◆ STATED PROBLEM: Reproduce each record below exactly as written.
=== MATERIAL FOR THE TASK ===
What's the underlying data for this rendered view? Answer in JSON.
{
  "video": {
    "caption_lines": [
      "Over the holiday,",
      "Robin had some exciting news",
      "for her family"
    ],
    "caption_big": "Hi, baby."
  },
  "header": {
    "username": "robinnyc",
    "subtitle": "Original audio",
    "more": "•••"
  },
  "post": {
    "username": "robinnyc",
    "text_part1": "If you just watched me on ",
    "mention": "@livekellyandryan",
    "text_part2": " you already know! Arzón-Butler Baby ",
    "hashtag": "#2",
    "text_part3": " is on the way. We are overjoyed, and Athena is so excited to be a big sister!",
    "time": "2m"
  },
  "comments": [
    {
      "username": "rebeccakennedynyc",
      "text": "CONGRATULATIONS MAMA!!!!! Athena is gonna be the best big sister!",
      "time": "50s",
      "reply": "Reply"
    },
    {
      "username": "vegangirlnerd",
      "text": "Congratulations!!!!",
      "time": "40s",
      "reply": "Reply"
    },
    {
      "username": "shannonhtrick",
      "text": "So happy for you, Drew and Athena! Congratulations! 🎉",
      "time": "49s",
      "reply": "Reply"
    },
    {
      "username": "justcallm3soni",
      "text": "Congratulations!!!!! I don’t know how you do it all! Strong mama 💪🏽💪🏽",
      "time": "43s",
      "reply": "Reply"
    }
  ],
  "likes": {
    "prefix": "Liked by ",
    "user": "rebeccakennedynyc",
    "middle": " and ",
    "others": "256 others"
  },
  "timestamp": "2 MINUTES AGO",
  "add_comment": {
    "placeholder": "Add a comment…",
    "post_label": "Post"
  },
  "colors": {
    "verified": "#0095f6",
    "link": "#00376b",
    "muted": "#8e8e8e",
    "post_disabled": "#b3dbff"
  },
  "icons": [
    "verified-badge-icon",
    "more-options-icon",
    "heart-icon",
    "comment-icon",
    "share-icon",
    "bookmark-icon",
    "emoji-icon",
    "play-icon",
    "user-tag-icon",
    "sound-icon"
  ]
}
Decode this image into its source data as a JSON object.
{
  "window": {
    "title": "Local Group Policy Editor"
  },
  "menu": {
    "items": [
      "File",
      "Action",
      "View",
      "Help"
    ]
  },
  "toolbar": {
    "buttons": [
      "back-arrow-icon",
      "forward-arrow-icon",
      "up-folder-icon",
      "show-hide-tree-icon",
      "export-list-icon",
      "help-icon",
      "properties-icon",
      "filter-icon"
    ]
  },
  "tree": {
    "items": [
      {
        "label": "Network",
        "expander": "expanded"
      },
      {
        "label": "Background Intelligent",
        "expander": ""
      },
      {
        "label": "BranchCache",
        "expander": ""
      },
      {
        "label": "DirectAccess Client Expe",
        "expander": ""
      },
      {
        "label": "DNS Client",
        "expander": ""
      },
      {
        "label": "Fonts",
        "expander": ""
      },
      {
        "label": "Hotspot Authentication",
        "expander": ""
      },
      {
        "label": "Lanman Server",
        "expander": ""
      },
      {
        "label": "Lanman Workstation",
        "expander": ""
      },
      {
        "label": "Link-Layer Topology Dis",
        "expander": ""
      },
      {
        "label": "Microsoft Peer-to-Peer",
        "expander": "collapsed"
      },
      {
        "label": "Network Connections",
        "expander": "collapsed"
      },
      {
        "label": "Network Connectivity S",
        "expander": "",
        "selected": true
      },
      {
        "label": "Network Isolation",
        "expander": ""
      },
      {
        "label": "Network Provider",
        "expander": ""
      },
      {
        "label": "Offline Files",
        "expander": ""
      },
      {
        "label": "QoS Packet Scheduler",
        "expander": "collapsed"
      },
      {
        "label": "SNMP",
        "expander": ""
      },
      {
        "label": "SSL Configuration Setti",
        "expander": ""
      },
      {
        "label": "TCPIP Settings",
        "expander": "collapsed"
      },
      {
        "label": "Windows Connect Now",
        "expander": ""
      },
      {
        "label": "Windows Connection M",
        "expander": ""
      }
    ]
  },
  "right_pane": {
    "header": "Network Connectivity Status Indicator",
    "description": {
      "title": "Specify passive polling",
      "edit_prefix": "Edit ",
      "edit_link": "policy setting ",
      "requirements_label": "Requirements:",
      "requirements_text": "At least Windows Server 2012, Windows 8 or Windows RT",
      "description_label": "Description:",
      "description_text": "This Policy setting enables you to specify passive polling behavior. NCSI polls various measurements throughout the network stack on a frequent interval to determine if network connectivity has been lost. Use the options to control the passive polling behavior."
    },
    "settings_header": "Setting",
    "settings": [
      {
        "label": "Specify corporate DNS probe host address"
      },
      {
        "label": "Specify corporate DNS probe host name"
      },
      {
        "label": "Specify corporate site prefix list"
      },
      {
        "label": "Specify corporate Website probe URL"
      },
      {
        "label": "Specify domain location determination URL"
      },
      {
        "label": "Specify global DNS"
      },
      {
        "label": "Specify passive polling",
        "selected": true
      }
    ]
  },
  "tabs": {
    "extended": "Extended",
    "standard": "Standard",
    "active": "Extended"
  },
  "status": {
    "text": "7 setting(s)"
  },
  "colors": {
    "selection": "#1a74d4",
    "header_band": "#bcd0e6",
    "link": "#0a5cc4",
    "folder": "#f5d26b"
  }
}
===
◆ SOLUTION TO THIS EXERCISE:
What's the underlying data for this rendered view? Answer in JSON.
{
  "video": {
    "caption_lines": [
      "Over the holiday,",
      "Robin had some exciting news",
      "for her family"
    ],
    "caption_big": "Hi, baby."
  },
  "header": {
    "username": "robinnyc",
    "subtitle": "Original audio",
    "more": "•••"
  },
  "post": {
    "username": "robinnyc",
    "text_part1": "If you just watched me on ",
    "mention": "@livekellyandryan",
    "text_part2": " you already know! Arzón-Butler Baby ",
    "hashtag": "#2",
    "text_part3": " is on the way. We are overjoyed, and Athena is so excited to be a big sister!",
    "time": "2m"
  },
  "comments": [
    {
      "username": "rebeccakennedynyc",
      "text": "CONGRATULATIONS MAMA!!!!! Athena is gonna be the best big sister!",
      "time": "50s",
      "reply": "Reply"
    },
    {
      "username": "vegangirlnerd",
      "text": "Congratulations!!!!",
      "time": "40s",
      "reply": "Reply"
    },
    {
      "username": "shannonhtrick",
      "text": "So happy for you, Drew and Athena! Congratulations! 🎉",
      "time": "49s",
      "reply": "Reply"
    },
    {
      "username": "justcallm3soni",
      "text": "Congratulations!!!!! I don’t know how you do it all! Strong mama 💪🏽💪🏽",
      "time": "43s",
      "reply": "Reply"
    }
  ],
  "likes": {
    "prefix": "Liked by ",
    "user": "rebeccakennedynyc",
    "middle": " and ",
    "others": "256 others"
  },
  "timestamp": "2 MINUTES AGO",
  "add_comment": {
    "placeholder": "Add a comment…",
    "post_label": "Post"
  },
  "colors": {
    "verified": "#0095f6",
    "link": "#00376b",
    "muted": "#8e8e8e",
    "post_disabled": "#b3dbff"
  },
  "icons": [
    "verified-badge-icon",
    "more-options-icon",
    "heart-icon",
    "comment-icon",
    "share-icon",
    "bookmark-icon",
    "emoji-icon",
    "play-icon",
    "user-tag-icon",
    "sound-icon"
  ]
}
Decode this image into its source data as a JSON object.
{
  "window": {
    "title": "Local Group Policy Editor"
  },
  "menu": {
    "items": [
      "File",
      "Action",
      "View",
      "Help"
    ]
  },
  "toolbar": {
    "buttons": [
      "back-arrow-icon",
      "forward-arrow-icon",
      "up-folder-icon",
      "show-hide-tree-icon",
      "export-list-icon",
      "help-icon",
      "properties-icon",
      "filter-icon"
    ]
  },
  "tree": {
    "items": [
      {
        "label": "Network",
        "expander": "expanded"
      },
      {
        "label": "Background Intelligent",
        "expander": ""
      },
      {
        "label": "BranchCache",
        "expander": ""
      },
      {
        "label": "DirectAccess Client Expe",
        "expander": ""
      },
      {
        "label": "DNS Client",
        "expander": ""
      },
      {
        "label": "Fonts",
        "expander": ""
      },
      {
        "label": "Hotspot Authentication",
        "expander": ""
      },
      {
        "label": "Lanman Server",
        "expander": ""
      },
      {
        "label": "Lanman Workstation",
        "expander": ""
      },
      {
        "label": "Link-Layer Topology Dis",
        "expander": ""
      },
      {
        "label": "Microsoft Peer-to-Peer",
        "expander": "collapsed"
      },
      {
        "label": "Network Connections",
        "expander": "collapsed"
      },
      {
        "label": "Network Connectivity S",
        "expander": "",
        "selected": true
      },
      {
        "label": "Network Isolation",
        "expander": ""
      },
      {
        "label": "Network Provider",
        "expander": ""
      },
      {
        "label": "Offline Files",
        "expander": ""
      },
      {
        "label": "QoS Packet Scheduler",
        "expander": "collapsed"
      },
      {
        "label": "SNMP",
        "expander": ""
      },
      {
        "label": "SSL Configuration Setti",
        "expander": ""
      },
      {
        "label": "TCPIP Settings",
        "expander": "collapsed"
      },
      {
        "label": "Windows Connect Now",
        "expander": ""
      },
      {
        "label": "Windows Connection M",
        "expander": ""
      }
    ]
  },
  "right_pane": {
    "header": "Network Connectivity Status Indicator",
    "description": {
      "title": "Specify passive polling",
      "edit_prefix": "Edit ",
      "edit_link": "policy setting ",
      "requirements_label": "Requirements:",
      "requirements_text": "At least Windows Server 2012, Windows 8 or Windows RT",
      "description_label": "Description:",
      "description_text": "This Policy setting enables you to specify passive polling behavior. NCSI polls various measurements throughout the network stack on a frequent interval to determine if network connectivity has been lost. Use the options to control the passive polling behavior."
    },
    "settings_header": "Setting",
    "settings": [
      {
        "label": "Specify corporate DNS probe host address"
      },
      {
        "label": "Specify corporate DNS probe host name"
      },
      {
        "label": "Specify corporate site prefix list"
      },
      {
        "label": "Specify corporate Website probe URL"
      },
      {
        "label": "Specify domain location determination URL"
      },
      {
        "label": "Specify global DNS"
      },
      {
        "label": "Specify passive polling",
        "selected": true
      }
    ]
  },
  "tabs": {
    "extended": "Extended",
    "standard": "Standard",
    "active": "Extended"
  },
  "status": {
    "text": "7 setting(s)"
  },
  "colors": {
    "selection": "#1a74d4",
    "header_band": "#bcd0e6",
    "link": "#0a5cc4",
    "folder": "#f5d26b"
  }
}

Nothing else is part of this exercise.